# [Stated task]
Write out the whole listing word for word.

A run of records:
┄┄┄┄┄┄┄┄┄┄┄┄┄┄┄┄┄┄┄┄

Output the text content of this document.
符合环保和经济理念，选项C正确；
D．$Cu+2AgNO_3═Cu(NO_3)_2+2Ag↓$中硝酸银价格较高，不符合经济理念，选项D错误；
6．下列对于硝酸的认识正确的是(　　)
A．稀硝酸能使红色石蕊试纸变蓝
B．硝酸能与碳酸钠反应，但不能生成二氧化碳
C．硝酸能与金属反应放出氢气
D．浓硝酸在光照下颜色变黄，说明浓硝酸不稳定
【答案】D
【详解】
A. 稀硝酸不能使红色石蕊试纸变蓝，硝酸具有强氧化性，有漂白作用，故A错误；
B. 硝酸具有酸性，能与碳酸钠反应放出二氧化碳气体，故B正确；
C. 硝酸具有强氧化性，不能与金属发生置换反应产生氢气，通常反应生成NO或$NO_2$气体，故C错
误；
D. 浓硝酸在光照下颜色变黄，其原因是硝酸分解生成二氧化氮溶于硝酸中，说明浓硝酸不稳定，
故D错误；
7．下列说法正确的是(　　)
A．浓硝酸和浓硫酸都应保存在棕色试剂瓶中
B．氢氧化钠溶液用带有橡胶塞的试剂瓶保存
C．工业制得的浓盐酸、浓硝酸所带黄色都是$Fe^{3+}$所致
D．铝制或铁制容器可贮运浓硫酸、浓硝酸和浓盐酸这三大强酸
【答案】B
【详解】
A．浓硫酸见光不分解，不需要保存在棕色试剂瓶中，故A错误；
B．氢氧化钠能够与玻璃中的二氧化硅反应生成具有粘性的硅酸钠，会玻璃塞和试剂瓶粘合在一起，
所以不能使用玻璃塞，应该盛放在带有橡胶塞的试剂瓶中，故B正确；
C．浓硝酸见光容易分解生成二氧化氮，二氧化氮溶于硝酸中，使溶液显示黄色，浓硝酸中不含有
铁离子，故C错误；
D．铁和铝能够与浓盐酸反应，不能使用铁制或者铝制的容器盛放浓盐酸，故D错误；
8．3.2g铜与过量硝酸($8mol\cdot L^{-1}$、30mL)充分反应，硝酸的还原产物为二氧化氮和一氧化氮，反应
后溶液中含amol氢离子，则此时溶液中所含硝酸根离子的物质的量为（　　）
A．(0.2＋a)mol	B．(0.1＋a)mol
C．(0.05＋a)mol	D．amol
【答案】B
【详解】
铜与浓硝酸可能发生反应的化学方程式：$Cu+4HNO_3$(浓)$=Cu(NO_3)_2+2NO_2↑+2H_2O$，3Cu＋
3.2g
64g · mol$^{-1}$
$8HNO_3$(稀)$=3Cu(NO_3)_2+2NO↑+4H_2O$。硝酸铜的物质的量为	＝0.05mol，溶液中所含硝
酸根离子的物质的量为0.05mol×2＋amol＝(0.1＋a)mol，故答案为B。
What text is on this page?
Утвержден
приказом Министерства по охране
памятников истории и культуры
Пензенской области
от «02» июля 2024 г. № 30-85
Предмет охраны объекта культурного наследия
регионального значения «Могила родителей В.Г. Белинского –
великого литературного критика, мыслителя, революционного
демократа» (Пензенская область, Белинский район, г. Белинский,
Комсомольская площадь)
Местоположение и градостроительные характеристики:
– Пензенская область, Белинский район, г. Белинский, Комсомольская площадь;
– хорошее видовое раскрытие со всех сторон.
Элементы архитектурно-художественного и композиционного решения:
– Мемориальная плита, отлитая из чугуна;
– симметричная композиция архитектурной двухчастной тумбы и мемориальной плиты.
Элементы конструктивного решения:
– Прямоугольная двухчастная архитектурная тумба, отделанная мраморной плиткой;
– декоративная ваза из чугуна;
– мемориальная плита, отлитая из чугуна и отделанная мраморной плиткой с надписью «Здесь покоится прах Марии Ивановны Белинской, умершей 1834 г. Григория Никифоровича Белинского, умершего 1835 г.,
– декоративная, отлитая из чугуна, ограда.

┄┄┄┄┄┄┄┄┄┄┄┄┄┄┄┄┄┄┄┄

# [Task answer]
Output the text content of this document.
符合环保和经济理念，选项C正确；
D．$Cu+2AgNO_3═Cu(NO_3)_2+2Ag↓$中硝酸银价格较高，不符合经济理念，选项D错误；
6．下列对于硝酸的认识正确的是(　　)
A．稀硝酸能使红色石蕊试纸变蓝
B．硝酸能与碳酸钠反应，但不能生成二氧化碳
C．硝酸能与金属反应放出氢气
D．浓硝酸在光照下颜色变黄，说明浓硝酸不稳定
【答案】D
【详解】
A. 稀硝酸不能使红色石蕊试纸变蓝，硝酸具有强氧化性，有漂白作用，故A错误；
B. 硝酸具有酸性，能与碳酸钠反应放出二氧化碳气体，故B正确；
C. 硝酸具有强氧化性，不能与金属发生置换反应产生氢气，通常反应生成NO或$NO_2$气体，故C错
误；
D. 浓硝酸在光照下颜色变黄，其原因是硝酸分解生成二氧化氮溶于硝酸中，说明浓硝酸不稳定，
故D错误；
7．下列说法正确的是(　　)
A．浓硝酸和浓硫酸都应保存在棕色试剂瓶中
B．氢氧化钠溶液用带有橡胶塞的试剂瓶保存
C．工业制得的浓盐酸、浓硝酸所带黄色都是$Fe^{3+}$所致
D．铝制或铁制容器可贮运浓硫酸、浓硝酸和浓盐酸这三大强酸
【答案】B
【详解】
A．浓硫酸见光不分解，不需要保存在棕色试剂瓶中，故A错误；
B．氢氧化钠能够与玻璃中的二氧化硅反应生成具有粘性的硅酸钠，会玻璃塞和试剂瓶粘合在一起，
所以不能使用玻璃塞，应该盛放在带有橡胶塞的试剂瓶中，故B正确；
C．浓硝酸见光容易分解生成二氧化氮，二氧化氮溶于硝酸中，使溶液显示黄色，浓硝酸中不含有
铁离子，故C错误；
D．铁和铝能够与浓盐酸反应，不能使用铁制或者铝制的容器盛放浓盐酸，故D错误；
8．3.2g铜与过量硝酸($8mol\cdot L^{-1}$、30mL)充分反应，硝酸的还原产物为二氧化氮和一氧化氮，反应
后溶液中含amol氢离子，则此时溶液中所含硝酸根离子的物质的量为（　　）
A．(0.2＋a)mol	B．(0.1＋a)mol
C．(0.05＋a)mol	D．amol
【答案】B
【详解】
铜与浓硝酸可能发生反应的化学方程式：$Cu+4HNO_3$(浓)$=Cu(NO_3)_2+2NO_2↑+2H_2O$，3Cu＋
3.2g
64g · mol$^{-1}$
$8HNO_3$(稀)$=3Cu(NO_3)_2+2NO↑+4H_2O$。硝酸铜的物质的量为	＝0.05mol，溶液中所含硝
酸根离子的物质的量为0.05mol×2＋amol＝(0.1＋a)mol，故答案为B。
What text is on this page?
Утвержден
приказом Министерства по охране
памятников истории и культуры
Пензенской области
от «02» июля 2024 г. № 30-85
Предмет охраны объекта культурного наследия
регионального значения «Могила родителей В.Г. Белинского –
великого литературного критика, мыслителя, революционного
демократа» (Пензенская область, Белинский район, г. Белинский,
Комсомольская площадь)
Местоположение и градостроительные характеристики:
– Пензенская область, Белинский район, г. Белинский, Комсомольская площадь;
– хорошее видовое раскрытие со всех сторон.
Элементы архитектурно-художественного и композиционного решения:
– Мемориальная плита, отлитая из чугуна;
– симметричная композиция архитектурной двухчастной тумбы и мемориальной плиты.
Элементы конструктивного решения:
– Прямоугольная двухчастная архитектурная тумба, отделанная мраморной плиткой;
– декоративная ваза из чугуна;
– мемориальная плита, отлитая из чугуна и отделанная мраморной плиткой с надписью «Здесь покоится прах Марии Ивановны Белинской, умершей 1834 г. Григория Никифоровича Белинского, умершего 1835 г.,
– декоративная, отлитая из чугуна, ограда.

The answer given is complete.